• _SUPPLIED MATERIAL_

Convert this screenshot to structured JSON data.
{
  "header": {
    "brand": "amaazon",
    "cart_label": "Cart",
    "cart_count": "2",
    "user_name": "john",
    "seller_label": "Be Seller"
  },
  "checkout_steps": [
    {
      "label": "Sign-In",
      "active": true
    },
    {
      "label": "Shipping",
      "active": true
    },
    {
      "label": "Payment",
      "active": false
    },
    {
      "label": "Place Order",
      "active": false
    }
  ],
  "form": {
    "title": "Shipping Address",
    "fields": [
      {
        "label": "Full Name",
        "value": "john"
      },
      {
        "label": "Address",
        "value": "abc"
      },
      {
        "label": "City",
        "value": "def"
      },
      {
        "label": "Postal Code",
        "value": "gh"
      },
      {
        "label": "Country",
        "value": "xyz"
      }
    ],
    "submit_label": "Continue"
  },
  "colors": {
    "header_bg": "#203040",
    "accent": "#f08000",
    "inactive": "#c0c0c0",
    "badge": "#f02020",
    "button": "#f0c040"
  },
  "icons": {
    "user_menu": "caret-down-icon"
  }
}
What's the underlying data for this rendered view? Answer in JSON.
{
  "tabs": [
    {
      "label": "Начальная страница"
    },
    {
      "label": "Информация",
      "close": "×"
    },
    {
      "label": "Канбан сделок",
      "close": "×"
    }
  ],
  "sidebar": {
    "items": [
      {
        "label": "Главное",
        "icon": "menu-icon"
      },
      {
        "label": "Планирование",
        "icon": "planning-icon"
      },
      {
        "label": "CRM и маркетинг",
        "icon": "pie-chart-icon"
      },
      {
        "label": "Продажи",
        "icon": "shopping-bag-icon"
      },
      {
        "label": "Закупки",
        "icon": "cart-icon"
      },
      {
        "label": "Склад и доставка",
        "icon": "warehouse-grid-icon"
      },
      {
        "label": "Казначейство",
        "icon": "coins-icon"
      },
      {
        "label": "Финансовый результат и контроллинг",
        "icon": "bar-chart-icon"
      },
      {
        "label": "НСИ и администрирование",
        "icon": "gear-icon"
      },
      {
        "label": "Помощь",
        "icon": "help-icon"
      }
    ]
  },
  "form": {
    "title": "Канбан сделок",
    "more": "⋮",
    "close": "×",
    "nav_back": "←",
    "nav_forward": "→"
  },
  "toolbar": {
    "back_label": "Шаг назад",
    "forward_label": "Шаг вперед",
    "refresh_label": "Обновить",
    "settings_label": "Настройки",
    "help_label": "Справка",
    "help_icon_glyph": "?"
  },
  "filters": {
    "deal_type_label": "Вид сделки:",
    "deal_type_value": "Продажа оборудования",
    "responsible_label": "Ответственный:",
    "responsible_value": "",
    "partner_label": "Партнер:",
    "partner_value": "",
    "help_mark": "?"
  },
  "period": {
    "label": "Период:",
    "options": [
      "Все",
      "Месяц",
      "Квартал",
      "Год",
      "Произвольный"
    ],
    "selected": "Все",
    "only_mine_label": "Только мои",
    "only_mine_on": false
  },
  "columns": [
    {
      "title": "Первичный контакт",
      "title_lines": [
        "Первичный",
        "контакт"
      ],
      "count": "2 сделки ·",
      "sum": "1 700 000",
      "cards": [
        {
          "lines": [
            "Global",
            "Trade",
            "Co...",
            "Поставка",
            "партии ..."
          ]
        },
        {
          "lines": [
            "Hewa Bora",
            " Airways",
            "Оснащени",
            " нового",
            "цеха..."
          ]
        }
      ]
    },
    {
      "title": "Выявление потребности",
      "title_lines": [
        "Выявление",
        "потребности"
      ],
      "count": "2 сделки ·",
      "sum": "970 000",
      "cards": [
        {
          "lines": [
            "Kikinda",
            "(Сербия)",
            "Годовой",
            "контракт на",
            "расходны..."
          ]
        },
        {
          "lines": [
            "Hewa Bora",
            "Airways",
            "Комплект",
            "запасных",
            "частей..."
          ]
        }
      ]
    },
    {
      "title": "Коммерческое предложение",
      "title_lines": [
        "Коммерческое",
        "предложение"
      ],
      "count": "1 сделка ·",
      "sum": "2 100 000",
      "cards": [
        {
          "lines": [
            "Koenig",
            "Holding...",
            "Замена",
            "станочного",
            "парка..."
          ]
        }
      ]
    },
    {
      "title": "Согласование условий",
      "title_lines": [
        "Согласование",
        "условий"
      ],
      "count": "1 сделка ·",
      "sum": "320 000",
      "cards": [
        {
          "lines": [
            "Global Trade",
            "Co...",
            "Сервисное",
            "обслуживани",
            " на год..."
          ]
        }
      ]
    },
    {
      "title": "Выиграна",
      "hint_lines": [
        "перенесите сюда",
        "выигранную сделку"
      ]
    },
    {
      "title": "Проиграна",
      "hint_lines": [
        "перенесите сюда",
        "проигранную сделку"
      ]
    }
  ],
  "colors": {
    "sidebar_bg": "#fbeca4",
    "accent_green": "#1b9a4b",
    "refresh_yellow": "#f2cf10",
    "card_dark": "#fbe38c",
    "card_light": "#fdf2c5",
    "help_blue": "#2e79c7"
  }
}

• _EXERCISE DESCRIPTION_
Pick out every line above that holds the word "Выявление" and copy it.

• _RESPONSE TO THE TASK_
      "title": "Выявление потребности",
        "Выявление",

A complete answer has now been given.